DATA RECORDS:
☆ ☆ ☆ ☆ ☆ ☆ ☆
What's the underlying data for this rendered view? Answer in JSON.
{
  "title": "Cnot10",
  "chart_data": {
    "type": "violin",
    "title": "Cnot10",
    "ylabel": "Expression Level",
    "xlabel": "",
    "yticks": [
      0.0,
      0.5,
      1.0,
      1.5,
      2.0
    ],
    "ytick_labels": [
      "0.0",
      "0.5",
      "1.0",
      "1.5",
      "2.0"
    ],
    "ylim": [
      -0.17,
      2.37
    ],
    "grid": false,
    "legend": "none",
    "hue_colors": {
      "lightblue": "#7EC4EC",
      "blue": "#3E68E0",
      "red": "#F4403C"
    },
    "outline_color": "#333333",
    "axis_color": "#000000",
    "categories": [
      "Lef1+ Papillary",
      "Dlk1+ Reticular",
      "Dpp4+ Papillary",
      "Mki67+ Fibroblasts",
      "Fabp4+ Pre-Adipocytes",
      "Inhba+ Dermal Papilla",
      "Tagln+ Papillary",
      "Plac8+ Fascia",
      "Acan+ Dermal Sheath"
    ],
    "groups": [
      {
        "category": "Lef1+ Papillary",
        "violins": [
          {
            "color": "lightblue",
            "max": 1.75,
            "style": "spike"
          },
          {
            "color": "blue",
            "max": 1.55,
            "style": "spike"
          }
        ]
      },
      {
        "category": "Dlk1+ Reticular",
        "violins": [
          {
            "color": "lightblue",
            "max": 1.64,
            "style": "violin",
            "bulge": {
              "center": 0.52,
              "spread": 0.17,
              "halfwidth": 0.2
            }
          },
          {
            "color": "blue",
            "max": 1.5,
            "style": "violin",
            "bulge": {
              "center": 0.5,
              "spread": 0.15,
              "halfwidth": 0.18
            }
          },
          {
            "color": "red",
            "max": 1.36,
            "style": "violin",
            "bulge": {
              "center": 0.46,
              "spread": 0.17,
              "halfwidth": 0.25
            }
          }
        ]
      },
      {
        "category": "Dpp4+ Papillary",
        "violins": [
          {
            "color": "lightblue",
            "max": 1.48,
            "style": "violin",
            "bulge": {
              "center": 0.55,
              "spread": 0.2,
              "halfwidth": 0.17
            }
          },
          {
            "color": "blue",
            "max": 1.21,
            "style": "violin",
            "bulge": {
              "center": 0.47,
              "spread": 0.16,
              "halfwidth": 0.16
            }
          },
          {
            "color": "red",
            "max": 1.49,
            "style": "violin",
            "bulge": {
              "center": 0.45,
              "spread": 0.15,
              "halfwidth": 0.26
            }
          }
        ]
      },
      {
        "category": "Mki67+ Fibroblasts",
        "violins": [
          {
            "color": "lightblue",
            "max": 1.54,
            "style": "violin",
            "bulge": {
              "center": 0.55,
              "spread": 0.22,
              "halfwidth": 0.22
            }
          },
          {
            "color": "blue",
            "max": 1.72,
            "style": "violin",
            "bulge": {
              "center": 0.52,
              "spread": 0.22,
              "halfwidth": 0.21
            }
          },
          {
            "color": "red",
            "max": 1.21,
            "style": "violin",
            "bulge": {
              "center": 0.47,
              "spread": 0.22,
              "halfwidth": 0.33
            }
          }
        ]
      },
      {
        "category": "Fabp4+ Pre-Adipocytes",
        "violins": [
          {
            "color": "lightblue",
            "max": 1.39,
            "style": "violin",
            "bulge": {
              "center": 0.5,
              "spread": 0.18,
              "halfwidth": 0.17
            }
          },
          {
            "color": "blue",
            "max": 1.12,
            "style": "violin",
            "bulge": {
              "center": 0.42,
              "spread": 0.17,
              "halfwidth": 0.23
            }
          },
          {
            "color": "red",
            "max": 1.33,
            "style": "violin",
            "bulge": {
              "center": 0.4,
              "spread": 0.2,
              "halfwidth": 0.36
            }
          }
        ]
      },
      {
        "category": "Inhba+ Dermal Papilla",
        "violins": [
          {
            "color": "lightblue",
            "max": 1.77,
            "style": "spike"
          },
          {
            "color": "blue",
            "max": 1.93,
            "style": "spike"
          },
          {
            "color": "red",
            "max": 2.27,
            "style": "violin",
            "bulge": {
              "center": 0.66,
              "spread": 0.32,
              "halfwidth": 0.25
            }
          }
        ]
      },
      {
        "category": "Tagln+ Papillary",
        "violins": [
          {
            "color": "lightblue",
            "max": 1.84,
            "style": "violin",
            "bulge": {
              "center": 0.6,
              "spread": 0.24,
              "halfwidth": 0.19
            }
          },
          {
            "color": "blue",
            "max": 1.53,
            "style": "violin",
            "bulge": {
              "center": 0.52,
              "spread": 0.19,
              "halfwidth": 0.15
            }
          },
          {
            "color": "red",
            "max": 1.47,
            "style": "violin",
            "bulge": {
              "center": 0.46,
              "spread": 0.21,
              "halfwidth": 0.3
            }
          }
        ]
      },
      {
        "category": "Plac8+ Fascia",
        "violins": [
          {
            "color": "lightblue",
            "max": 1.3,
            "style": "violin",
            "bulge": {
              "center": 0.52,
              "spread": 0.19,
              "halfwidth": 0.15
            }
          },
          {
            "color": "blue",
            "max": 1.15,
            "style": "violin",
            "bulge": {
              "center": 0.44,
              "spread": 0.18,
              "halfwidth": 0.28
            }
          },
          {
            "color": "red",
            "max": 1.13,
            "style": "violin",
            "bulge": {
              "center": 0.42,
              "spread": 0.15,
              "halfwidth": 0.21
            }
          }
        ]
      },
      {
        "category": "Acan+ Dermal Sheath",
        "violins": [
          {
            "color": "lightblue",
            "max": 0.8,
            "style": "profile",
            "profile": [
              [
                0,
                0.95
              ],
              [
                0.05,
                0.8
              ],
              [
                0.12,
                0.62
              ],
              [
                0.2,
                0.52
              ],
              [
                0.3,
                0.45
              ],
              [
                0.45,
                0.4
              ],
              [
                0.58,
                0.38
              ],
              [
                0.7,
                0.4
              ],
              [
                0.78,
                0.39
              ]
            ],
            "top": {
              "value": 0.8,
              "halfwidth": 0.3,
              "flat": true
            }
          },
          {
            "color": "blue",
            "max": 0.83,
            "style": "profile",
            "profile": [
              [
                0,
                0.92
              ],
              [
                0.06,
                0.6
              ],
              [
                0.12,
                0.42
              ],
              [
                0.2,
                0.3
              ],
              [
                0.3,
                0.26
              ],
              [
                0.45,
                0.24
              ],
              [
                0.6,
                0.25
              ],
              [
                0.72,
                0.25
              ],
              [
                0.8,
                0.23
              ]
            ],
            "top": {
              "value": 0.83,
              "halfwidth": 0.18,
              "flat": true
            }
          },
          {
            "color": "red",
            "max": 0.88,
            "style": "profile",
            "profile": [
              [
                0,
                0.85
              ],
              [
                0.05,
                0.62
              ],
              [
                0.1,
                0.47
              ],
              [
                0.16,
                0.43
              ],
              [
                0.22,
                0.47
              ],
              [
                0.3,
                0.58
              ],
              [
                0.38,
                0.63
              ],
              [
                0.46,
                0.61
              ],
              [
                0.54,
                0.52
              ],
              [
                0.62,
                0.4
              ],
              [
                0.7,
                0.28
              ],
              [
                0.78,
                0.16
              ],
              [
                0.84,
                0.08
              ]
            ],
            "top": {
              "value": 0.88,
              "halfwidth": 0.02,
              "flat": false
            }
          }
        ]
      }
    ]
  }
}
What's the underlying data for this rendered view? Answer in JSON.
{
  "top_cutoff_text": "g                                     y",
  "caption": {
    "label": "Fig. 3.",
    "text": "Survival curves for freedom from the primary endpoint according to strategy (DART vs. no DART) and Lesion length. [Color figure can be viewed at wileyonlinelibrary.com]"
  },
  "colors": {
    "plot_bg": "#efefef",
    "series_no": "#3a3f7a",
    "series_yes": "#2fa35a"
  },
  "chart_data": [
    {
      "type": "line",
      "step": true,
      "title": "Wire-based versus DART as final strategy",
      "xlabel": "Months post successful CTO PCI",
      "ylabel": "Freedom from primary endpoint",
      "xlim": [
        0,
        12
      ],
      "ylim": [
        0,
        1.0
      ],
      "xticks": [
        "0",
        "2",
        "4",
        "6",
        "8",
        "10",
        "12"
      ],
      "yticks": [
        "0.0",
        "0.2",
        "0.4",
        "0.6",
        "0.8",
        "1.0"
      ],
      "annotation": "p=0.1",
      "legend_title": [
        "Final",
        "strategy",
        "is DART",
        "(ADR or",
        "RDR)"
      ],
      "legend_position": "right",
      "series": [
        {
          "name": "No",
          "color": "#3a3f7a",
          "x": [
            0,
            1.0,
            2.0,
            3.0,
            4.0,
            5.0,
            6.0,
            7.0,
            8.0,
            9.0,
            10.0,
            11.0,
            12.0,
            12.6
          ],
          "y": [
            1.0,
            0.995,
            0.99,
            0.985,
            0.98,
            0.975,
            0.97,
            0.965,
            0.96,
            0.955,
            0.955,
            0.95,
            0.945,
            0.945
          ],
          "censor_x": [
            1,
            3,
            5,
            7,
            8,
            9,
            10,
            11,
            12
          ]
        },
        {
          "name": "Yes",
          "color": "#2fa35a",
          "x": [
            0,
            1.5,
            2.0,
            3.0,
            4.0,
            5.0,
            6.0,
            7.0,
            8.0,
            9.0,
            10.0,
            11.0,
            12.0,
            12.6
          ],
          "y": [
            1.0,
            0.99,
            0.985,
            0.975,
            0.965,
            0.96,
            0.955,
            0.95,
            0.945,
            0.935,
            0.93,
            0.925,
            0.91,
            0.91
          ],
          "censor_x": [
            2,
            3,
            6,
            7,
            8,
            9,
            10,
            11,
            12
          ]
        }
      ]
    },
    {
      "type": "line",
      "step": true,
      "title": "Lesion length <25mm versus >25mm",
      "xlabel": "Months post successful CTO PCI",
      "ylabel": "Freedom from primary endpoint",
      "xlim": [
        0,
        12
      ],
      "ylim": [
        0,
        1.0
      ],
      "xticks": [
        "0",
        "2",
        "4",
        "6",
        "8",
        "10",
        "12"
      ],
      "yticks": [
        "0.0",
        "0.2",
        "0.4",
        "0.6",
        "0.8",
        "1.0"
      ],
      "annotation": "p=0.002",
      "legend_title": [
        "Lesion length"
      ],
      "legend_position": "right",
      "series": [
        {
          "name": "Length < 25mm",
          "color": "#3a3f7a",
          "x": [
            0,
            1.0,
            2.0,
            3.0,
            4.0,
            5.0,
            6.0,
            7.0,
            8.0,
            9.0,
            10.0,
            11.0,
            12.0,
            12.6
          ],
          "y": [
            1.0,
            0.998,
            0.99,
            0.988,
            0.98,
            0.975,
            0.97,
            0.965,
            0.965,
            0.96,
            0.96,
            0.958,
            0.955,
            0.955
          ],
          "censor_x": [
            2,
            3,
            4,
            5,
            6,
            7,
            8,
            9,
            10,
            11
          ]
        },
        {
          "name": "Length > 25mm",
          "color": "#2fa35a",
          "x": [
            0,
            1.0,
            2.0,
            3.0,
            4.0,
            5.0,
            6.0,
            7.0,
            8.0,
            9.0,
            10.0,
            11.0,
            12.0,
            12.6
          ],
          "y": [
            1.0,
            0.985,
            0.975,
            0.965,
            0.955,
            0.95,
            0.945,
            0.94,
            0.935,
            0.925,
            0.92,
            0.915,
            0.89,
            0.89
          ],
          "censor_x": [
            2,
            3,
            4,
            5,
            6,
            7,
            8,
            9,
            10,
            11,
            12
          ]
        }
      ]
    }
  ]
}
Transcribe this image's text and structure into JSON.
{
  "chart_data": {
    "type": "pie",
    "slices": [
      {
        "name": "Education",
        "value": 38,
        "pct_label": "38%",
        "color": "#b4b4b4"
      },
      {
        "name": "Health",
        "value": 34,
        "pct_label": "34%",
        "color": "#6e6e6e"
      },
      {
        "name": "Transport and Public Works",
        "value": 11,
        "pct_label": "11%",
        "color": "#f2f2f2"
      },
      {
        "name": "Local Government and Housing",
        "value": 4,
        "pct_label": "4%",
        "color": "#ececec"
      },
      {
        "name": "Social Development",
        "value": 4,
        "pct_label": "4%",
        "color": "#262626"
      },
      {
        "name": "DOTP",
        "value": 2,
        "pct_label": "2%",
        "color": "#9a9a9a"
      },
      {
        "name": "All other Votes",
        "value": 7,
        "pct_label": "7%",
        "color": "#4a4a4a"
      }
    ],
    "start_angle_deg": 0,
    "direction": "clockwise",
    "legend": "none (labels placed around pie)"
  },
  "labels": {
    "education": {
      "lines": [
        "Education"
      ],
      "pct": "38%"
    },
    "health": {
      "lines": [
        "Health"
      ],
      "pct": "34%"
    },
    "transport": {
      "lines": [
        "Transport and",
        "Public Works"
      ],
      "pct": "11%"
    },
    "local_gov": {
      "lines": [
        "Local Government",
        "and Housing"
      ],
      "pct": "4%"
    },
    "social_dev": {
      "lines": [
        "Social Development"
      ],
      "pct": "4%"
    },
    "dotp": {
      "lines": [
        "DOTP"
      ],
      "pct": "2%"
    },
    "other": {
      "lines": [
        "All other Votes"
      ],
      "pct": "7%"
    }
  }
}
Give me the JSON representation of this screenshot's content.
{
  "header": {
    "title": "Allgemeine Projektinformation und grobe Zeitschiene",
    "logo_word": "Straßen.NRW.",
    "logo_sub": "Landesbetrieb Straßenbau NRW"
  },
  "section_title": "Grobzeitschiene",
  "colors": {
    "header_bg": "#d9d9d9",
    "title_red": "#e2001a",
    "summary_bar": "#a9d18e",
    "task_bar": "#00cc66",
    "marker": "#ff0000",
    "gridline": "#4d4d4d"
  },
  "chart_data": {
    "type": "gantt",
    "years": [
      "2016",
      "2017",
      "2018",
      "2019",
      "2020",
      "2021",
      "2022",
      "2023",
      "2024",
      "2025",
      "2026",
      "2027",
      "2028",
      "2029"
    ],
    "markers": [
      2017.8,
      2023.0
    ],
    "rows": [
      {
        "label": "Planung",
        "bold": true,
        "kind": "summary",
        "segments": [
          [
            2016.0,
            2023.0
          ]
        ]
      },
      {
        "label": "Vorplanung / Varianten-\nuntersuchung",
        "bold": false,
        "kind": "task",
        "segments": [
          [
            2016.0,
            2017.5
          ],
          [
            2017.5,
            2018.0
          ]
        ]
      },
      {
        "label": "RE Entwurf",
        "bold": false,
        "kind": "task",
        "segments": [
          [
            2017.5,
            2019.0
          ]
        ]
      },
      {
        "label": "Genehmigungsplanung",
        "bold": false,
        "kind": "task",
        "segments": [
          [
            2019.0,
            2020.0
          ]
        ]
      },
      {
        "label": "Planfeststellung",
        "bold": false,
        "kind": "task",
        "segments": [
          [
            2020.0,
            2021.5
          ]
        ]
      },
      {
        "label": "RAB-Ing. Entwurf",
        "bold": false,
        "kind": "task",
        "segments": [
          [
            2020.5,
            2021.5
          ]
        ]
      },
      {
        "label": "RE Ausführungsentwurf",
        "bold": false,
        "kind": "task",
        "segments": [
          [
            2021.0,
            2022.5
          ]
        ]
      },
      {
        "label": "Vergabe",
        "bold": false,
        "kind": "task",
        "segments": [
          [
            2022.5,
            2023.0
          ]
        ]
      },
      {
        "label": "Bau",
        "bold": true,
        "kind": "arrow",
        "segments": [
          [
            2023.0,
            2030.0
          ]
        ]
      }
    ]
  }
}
☆ ☆ ☆ ☆ ☆ ☆ ☆
DIRECTIONS: Go through the material above and count the lines that include "Votes". Give the number alone.

RESULT: 2